** The task **
Would you repeat the listing exactly but omit every picture?

** Given records **
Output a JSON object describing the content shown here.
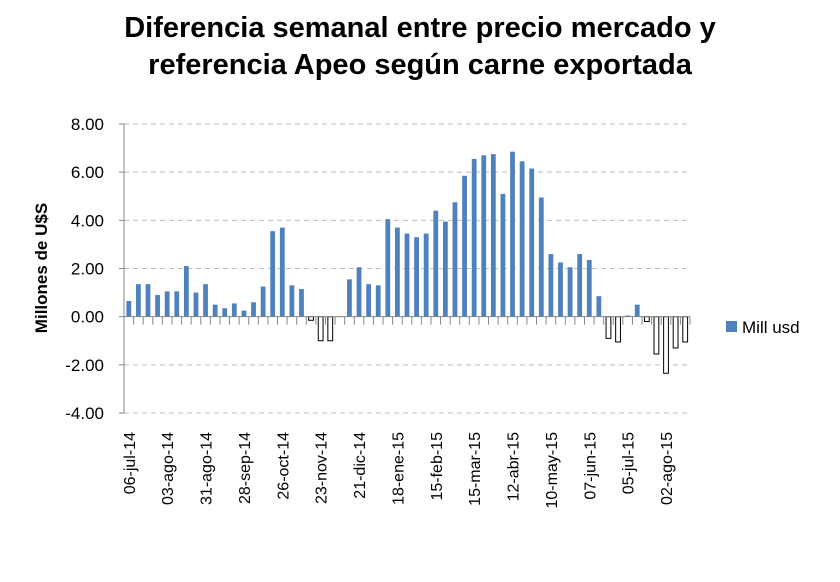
{
  "chart_data": {
    "type": "bar",
    "title": [
      "Diferencia semanal entre precio mercado y",
      "referencia Apeo según carne exportada"
    ],
    "ylabel": "Millones de U$S",
    "xlabel": "",
    "ylim": [
      -4,
      8
    ],
    "yticks": [
      "8.00",
      "6.00",
      "4.00",
      "2.00",
      "0.00",
      "-2.00",
      "-4.00"
    ],
    "ytick_values": [
      8,
      6,
      4,
      2,
      0,
      -2,
      -4
    ],
    "grid": true,
    "legend_position": "right",
    "x_labels": [
      "06-jul-14",
      "03-ago-14",
      "31-ago-14",
      "28-sep-14",
      "26-oct-14",
      "23-nov-14",
      "21-dic-14",
      "18-ene-15",
      "15-feb-15",
      "15-mar-15",
      "12-abr-15",
      "10-may-15",
      "07-jun-15",
      "05-jul-15",
      "02-ago-15"
    ],
    "x_label_positions": [
      0,
      4,
      8,
      12,
      16,
      20,
      24,
      28,
      32,
      36,
      40,
      44,
      48,
      52,
      56
    ],
    "series": [
      {
        "name": "Mill usd",
        "color": "#4f81bd",
        "negative_color": "#ffffff",
        "negative_border": "#000000",
        "values": [
          0.65,
          1.35,
          1.35,
          0.9,
          1.05,
          1.05,
          2.1,
          1.0,
          1.35,
          0.5,
          0.35,
          0.55,
          0.25,
          0.6,
          1.25,
          3.55,
          3.7,
          1.3,
          1.15,
          -0.15,
          -1.0,
          -1.0,
          0.0,
          1.55,
          2.05,
          1.35,
          1.3,
          4.05,
          3.7,
          3.45,
          3.3,
          3.45,
          4.4,
          3.95,
          4.75,
          5.85,
          6.55,
          6.7,
          6.75,
          5.1,
          6.85,
          6.45,
          6.15,
          4.95,
          2.6,
          2.25,
          2.05,
          2.6,
          2.35,
          0.85,
          -0.9,
          -1.05,
          0.05,
          0.5,
          -0.2,
          -1.55,
          -2.35,
          -1.3,
          -1.05
        ]
      }
    ]
  }
}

** Result **
Output a JSON object describing the content shown here.
{
  "chart_data": {
    "type": "bar",
    "title": [
      "Diferencia semanal entre precio mercado y",
      "referencia Apeo según carne exportada"
    ],
    "ylabel": "Millones de U$S",
    "xlabel": "",
    "ylim": [
      -4,
      8
    ],
    "yticks": [
      "8.00",
      "6.00",
      "4.00",
      "2.00",
      "0.00",
      "-2.00",
      "-4.00"
    ],
    "ytick_values": [
      8,
      6,
      4,
      2,
      0,
      -2,
      -4
    ],
    "grid": true,
    "legend_position": "right",
    "x_labels": [
      "06-jul-14",
      "03-ago-14",
      "31-ago-14",
      "28-sep-14",
      "26-oct-14",
      "23-nov-14",
      "21-dic-14",
      "18-ene-15",
      "15-feb-15",
      "15-mar-15",
      "12-abr-15",
      "10-may-15",
      "07-jun-15",
      "05-jul-15",
      "02-ago-15"
    ],
    "x_label_positions": [
      0,
      4,
      8,
      12,
      16,
      20,
      24,
      28,
      32,
      36,
      40,
      44,
      48,
      52,
      56
    ],
    "series": [
      {
        "name": "Mill usd",
        "color": "#4f81bd",
        "negative_color": "#ffffff",
        "negative_border": "#000000",
        "values": [
          0.65,
          1.35,
          1.35,
          0.9,
          1.05,
          1.05,
          2.1,
          1.0,
          1.35,
          0.5,
          0.35,
          0.55,
          0.25,
          0.6,
          1.25,
          3.55,
          3.7,
          1.3,
          1.15,
          -0.15,
          -1.0,
          -1.0,
          0.0,
          1.55,
          2.05,
          1.35,
          1.3,
          4.05,
          3.7,
          3.45,
          3.3,
          3.45,
          4.4,
          3.95,
          4.75,
          5.85,
          6.55,
          6.7,
          6.75,
          5.1,
          6.85,
          6.45,
          6.15,
          4.95,
          2.6,
          2.25,
          2.05,
          2.6,
          2.35,
          0.85,
          -0.9,
          -1.05,
          0.05,
          0.5,
          -0.2,
          -1.55,
          -2.35,
          -1.3,
          -1.05
        ]
      }
    ]
  }
}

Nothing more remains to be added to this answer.